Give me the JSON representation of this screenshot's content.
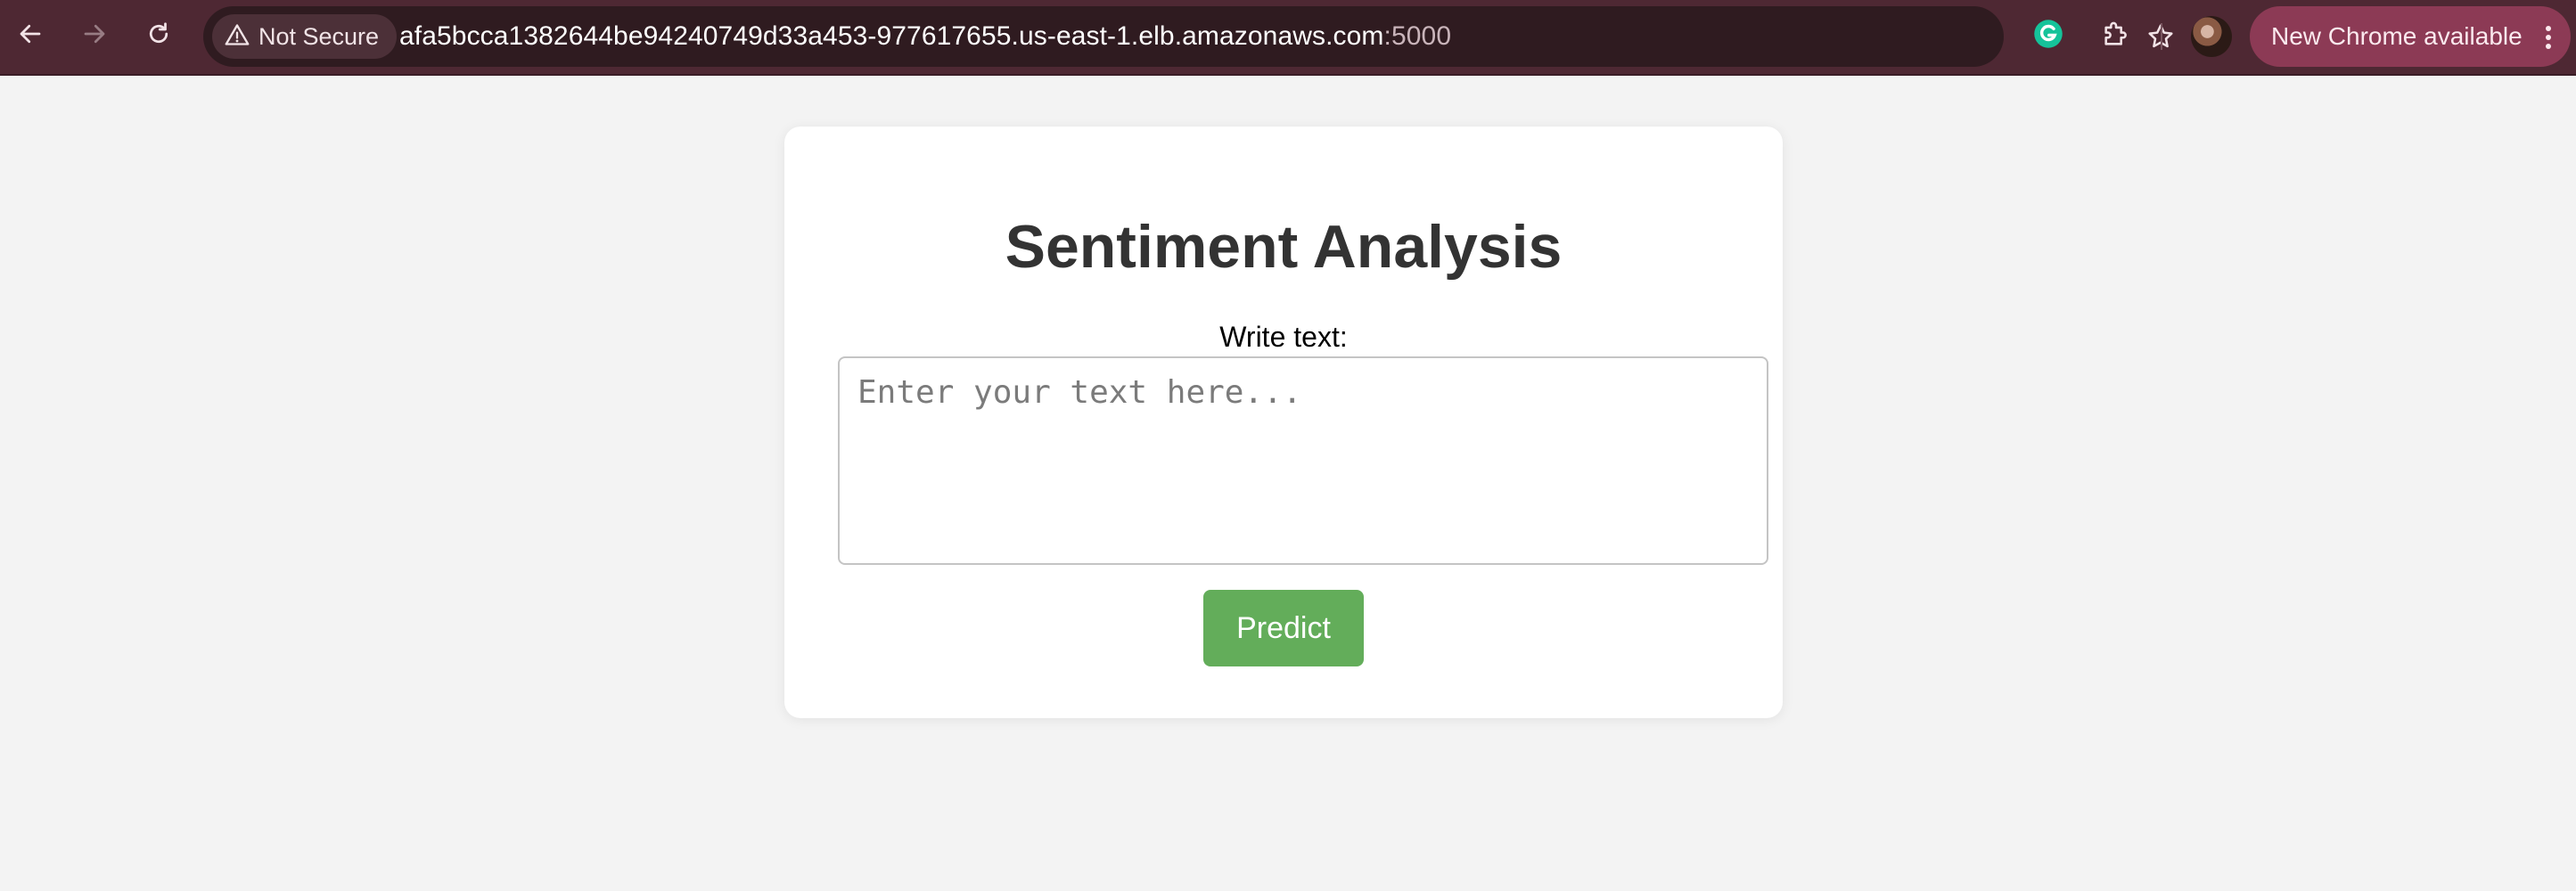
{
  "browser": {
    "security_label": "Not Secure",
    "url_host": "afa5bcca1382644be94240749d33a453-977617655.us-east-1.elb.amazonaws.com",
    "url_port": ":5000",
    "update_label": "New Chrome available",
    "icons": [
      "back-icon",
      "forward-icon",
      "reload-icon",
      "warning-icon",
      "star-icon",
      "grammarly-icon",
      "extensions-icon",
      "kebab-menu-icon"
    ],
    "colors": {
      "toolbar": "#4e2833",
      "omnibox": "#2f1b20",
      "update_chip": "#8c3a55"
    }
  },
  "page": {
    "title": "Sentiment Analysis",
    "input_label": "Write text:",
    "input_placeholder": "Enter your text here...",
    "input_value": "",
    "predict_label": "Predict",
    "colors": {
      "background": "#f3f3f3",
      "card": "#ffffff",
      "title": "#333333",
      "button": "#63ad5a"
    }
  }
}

· · · · ·

- **Directions**:
The records above must be transcribed exactly. Pictures are left out of the copy.

- **Answer to this exercise**:
Give me the JSON representation of this screenshot's content.
{
  "browser": {
    "security_label": "Not Secure",
    "url_host": "afa5bcca1382644be94240749d33a453-977617655.us-east-1.elb.amazonaws.com",
    "url_port": ":5000",
    "update_label": "New Chrome available",
    "icons": [
      "back-icon",
      "forward-icon",
      "reload-icon",
      "warning-icon",
      "star-icon",
      "grammarly-icon",
      "extensions-icon",
      "kebab-menu-icon"
    ],
    "colors": {
      "toolbar": "#4e2833",
      "omnibox": "#2f1b20",
      "update_chip": "#8c3a55"
    }
  },
  "page": {
    "title": "Sentiment Analysis",
    "input_label": "Write text:",
    "input_placeholder": "Enter your text here...",
    "input_value": "",
    "predict_label": "Predict",
    "colors": {
      "background": "#f3f3f3",
      "card": "#ffffff",
      "title": "#333333",
      "button": "#63ad5a"
    }
  }
}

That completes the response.